-- Begin AVAILABLE RECORDS --

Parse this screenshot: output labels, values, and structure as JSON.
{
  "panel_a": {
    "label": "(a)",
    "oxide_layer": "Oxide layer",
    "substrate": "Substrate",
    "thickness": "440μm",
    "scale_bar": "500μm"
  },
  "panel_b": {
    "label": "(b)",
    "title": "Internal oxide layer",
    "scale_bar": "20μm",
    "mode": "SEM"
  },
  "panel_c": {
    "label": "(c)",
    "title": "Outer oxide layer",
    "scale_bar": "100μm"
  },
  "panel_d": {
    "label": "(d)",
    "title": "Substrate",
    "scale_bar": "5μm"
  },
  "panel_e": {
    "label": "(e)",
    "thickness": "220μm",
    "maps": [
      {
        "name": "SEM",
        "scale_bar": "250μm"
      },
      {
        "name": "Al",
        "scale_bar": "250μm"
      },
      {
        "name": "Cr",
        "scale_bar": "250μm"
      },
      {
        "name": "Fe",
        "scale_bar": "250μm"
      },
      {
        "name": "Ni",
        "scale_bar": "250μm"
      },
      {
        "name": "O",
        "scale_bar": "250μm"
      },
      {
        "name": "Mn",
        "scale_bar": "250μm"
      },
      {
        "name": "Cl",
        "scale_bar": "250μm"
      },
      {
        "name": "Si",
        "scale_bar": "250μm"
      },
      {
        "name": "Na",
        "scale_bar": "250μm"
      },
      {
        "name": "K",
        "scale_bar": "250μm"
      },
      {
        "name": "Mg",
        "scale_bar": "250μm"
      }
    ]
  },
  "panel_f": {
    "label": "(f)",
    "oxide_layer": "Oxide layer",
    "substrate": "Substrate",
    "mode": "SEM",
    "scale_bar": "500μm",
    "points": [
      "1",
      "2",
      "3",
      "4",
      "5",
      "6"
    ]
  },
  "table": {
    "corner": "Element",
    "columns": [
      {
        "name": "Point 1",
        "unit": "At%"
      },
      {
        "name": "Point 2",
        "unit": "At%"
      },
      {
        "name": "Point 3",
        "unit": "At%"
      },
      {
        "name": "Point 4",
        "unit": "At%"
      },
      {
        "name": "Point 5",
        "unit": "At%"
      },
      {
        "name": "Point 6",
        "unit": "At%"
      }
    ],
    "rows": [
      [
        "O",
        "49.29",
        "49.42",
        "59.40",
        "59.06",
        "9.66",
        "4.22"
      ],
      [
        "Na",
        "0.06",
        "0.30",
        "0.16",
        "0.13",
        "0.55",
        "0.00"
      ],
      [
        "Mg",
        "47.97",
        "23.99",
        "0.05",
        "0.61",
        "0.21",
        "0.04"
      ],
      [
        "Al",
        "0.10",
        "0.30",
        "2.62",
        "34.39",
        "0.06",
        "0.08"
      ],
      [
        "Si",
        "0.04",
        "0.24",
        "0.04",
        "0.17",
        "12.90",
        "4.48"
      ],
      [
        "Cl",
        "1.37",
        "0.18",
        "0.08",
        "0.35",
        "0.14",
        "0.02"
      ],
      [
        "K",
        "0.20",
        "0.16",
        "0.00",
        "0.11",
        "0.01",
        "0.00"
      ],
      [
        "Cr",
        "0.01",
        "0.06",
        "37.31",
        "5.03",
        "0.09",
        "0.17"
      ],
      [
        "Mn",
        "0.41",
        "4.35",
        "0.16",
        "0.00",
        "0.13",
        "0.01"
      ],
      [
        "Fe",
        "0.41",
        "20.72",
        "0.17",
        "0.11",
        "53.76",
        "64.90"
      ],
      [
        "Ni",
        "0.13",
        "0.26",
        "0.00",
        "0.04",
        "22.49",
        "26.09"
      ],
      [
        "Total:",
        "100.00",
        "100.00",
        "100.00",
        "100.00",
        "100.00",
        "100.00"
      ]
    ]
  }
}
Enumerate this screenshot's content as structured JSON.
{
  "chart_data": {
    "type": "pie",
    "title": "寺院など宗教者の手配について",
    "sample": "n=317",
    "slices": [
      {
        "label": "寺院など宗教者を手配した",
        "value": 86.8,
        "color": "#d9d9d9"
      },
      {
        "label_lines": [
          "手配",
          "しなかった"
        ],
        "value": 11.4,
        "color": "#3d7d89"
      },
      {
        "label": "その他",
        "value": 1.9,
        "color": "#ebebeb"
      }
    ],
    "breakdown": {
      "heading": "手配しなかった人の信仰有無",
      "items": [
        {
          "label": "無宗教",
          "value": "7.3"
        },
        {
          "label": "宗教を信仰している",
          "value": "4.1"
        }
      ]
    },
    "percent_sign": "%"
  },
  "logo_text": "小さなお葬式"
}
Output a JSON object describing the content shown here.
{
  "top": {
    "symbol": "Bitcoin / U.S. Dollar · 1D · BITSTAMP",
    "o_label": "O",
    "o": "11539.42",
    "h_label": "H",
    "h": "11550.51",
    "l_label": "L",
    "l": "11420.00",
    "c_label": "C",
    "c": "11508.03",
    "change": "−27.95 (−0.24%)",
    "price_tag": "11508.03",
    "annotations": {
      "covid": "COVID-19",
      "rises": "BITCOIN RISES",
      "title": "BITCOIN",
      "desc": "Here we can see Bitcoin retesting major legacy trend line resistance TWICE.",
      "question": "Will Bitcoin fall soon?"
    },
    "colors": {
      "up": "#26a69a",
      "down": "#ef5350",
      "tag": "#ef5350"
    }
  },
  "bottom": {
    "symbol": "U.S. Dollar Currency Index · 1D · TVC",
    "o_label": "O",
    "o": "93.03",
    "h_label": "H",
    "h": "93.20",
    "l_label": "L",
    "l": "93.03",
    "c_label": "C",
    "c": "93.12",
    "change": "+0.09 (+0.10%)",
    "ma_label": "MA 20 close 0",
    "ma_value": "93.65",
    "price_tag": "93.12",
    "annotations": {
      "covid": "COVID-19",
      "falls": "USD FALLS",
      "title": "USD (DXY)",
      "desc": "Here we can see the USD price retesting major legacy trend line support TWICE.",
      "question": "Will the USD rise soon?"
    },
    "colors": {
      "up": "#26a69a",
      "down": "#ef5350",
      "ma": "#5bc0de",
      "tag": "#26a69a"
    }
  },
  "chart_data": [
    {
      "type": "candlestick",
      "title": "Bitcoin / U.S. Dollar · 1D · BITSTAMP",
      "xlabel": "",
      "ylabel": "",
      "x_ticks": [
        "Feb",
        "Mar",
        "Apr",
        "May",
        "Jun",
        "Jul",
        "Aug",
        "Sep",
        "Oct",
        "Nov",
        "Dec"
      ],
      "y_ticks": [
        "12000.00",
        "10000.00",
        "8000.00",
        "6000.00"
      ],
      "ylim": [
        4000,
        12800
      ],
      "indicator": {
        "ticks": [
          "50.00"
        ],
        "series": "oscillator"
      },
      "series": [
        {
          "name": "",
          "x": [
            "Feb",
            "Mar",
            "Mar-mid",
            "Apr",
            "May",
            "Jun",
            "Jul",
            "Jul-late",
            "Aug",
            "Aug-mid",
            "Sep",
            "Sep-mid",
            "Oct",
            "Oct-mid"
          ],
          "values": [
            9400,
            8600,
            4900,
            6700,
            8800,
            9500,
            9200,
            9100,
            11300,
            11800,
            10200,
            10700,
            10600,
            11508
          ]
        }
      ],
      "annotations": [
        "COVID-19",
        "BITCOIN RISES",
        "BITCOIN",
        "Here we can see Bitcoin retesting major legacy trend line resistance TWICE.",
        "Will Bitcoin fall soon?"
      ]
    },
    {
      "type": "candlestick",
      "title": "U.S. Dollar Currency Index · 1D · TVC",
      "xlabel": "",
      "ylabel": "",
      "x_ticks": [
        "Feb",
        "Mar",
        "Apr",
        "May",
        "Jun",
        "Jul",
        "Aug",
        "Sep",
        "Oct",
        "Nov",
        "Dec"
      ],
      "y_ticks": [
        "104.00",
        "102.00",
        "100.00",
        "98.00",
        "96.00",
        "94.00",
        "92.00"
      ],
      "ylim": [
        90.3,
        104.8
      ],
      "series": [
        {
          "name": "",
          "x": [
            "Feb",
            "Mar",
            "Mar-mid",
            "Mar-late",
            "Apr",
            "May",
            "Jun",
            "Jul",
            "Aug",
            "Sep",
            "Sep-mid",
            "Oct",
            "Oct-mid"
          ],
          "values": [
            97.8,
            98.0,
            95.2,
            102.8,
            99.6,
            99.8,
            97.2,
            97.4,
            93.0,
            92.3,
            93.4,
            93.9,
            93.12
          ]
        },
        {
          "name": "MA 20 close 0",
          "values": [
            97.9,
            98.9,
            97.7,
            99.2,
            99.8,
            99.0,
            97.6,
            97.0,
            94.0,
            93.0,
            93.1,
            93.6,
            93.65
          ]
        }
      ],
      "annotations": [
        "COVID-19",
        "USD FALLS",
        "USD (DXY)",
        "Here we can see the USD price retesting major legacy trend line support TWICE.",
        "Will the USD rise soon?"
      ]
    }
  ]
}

-- End AVAILABLE RECORDS --

• DIRECTIONS:
Search the lines for "question". Copy each line that has it.

• TASK RESPONSE:
      "question": "Will Bitcoin fall soon?"
      "question": "Will the USD rise soon?"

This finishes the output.